▶ _CHALLENGE_:
Here are records with pictures in them. Copy all of them exactly and leave the pictures out.

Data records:
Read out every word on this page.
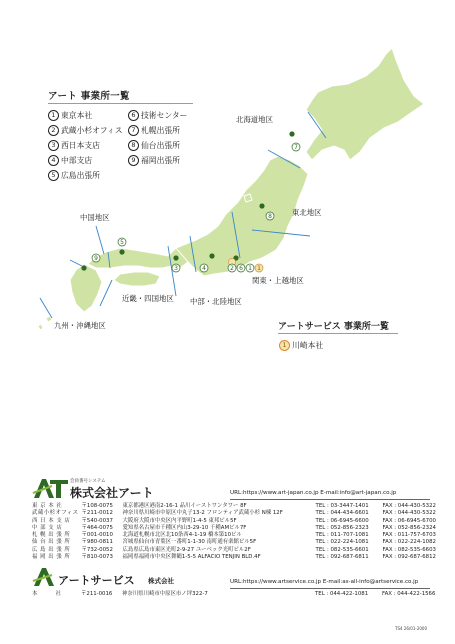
アート 事業所一覧
1 東京本社
2 武蔵小杉オフィス
3 西日本支店
4 中部支店
5 広島出張所
6 技術センター
7 札幌出張所
8 仙台出張所
9 福岡出張所
7
8
2 6 1 1
4
3
5
9
北海道地区
東北地区
中国地区
関東・上越地区
近畿・四国地区 中部・北陸地区
九州・沖縄地区	アートサービス 事業所一覧
1 川崎本社
会員番号システム
株式会社アート	URL:https://www.art-japan.co.jp E-mail:info@art-japan.co.jp
東 京 本 社	〒108-0075	東京都港区港南2-16-1 品川イーストワンタワー 8F	TEL : 03-3447-1401	FAX : 044-430-5322
武蔵小杉オフィス	〒211-0012	神奈川県川崎市中原区中丸子13-2 フロンティア武蔵小杉 N棟 12F	TEL : 044-434-6601	FAX : 044-430-5322
西 日 本 支 店	〒540-0037	大阪府大阪市中央区内平野町1-4-5 東邦ビル5F	TEL : 06-6945-6600	FAX : 06-6945-6700
中 部 支 店	〒464-0075	愛知県名古屋市千種区内山3-29-10 千種AMビル7F	TEL : 052-856-2323	FAX : 052-856-2324
札 幌 出 張 所	〒001-0010	北海道札幌市北区北10条西4-1-19 橋本第10ビル	TEL : 011-707-1081	FAX : 011-757-6703
仙 台 出 張 所	〒980-0811	宮城県仙台市青葉区一番町1-1-30 南町通有楽館ビル5F	TEL : 022-224-1081	FAX : 022-224-1082
広 島 出 張 所	〒732-0052	広島県広島市東区光町2-9-27 ユーベック光町ビル2F	TEL : 082-535-6601	FAX : 082-535-6603
福 岡 出 張 所	〒810-0073	福岡県福岡市中央区舞鶴1-5-5 ALFACIO TENJIN BLD.4F	TEL : 092-687-6811	FAX : 092-687-6812
アートサービス 株式会社	URL:https://www.artservice.co.jp E-mail:as-all-info@artservice.co.jp
本　　　社	〒211-0016	神奈川県川崎市中原区市ノ坪322-7	TEL : 044-422-1081	FAX : 044-422-1566
TS4 26/01-2000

▶ _FULL OUTPUT_:
Read out every word on this page.
アート 事業所一覧
1 東京本社
2 武蔵小杉オフィス
3 西日本支店
4 中部支店
5 広島出張所
6 技術センター
7 札幌出張所
8 仙台出張所
9 福岡出張所
7
8
2 6 1 1
4
3
5
9
北海道地区
東北地区
中国地区
関東・上越地区
近畿・四国地区 中部・北陸地区
九州・沖縄地区	アートサービス 事業所一覧
1 川崎本社
会員番号システム
株式会社アート	URL:https://www.art-japan.co.jp E-mail:info@art-japan.co.jp
東 京 本 社	〒108-0075	東京都港区港南2-16-1 品川イーストワンタワー 8F	TEL : 03-3447-1401	FAX : 044-430-5322
武蔵小杉オフィス	〒211-0012	神奈川県川崎市中原区中丸子13-2 フロンティア武蔵小杉 N棟 12F	TEL : 044-434-6601	FAX : 044-430-5322
西 日 本 支 店	〒540-0037	大阪府大阪市中央区内平野町1-4-5 東邦ビル5F	TEL : 06-6945-6600	FAX : 06-6945-6700
中 部 支 店	〒464-0075	愛知県名古屋市千種区内山3-29-10 千種AMビル7F	TEL : 052-856-2323	FAX : 052-856-2324
札 幌 出 張 所	〒001-0010	北海道札幌市北区北10条西4-1-19 橋本第10ビル	TEL : 011-707-1081	FAX : 011-757-6703
仙 台 出 張 所	〒980-0811	宮城県仙台市青葉区一番町1-1-30 南町通有楽館ビル5F	TEL : 022-224-1081	FAX : 022-224-1082
広 島 出 張 所	〒732-0052	広島県広島市東区光町2-9-27 ユーベック光町ビル2F	TEL : 082-535-6601	FAX : 082-535-6603
福 岡 出 張 所	〒810-0073	福岡県福岡市中央区舞鶴1-5-5 ALFACIO TENJIN BLD.4F	TEL : 092-687-6811	FAX : 092-687-6812
アートサービス 株式会社	URL:https://www.artservice.co.jp E-mail:as-all-info@artservice.co.jp
本　　　社	〒211-0016	神奈川県川崎市中原区市ノ坪322-7	TEL : 044-422-1081	FAX : 044-422-1566
TS4 26/01-2000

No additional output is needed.